### What you are asked to do
Search the records below for the word "Budynek" and show every line where it occurs.

### Input data
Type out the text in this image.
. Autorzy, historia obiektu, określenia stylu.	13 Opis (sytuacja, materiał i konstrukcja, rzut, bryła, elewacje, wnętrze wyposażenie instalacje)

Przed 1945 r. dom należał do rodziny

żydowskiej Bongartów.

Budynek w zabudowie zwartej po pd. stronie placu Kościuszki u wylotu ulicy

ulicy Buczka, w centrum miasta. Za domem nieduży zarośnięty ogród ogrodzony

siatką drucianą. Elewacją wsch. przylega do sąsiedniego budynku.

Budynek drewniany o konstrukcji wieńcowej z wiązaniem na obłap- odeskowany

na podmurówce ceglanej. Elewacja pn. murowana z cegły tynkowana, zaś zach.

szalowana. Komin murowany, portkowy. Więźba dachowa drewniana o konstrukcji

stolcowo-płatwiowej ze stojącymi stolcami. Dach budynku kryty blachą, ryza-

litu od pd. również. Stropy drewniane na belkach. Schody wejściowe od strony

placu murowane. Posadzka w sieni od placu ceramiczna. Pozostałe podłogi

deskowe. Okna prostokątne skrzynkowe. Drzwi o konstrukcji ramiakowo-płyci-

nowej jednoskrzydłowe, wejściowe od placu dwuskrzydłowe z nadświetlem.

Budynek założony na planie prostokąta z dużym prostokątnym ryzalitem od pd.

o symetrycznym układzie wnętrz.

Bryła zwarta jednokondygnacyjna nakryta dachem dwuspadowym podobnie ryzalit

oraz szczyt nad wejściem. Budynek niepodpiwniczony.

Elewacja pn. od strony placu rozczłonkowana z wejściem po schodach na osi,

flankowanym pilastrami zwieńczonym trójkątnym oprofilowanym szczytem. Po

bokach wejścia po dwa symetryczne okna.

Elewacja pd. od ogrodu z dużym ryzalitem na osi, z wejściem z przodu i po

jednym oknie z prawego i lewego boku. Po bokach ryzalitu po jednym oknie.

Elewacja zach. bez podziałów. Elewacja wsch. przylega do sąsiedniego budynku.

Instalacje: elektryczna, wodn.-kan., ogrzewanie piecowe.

### Expected output
Budynek w zabudowie zwartej po pd. stronie placu Kościuszki u wylotu ulicy
Budynek drewniany o konstrukcji wieńcowej z wiązaniem na obłap- odeskowany
Budynek założony na planie prostokąta z dużym prostokątnym ryzalitem od pd.
oraz szczyt nad wejściem. Budynek niepodpiwniczony.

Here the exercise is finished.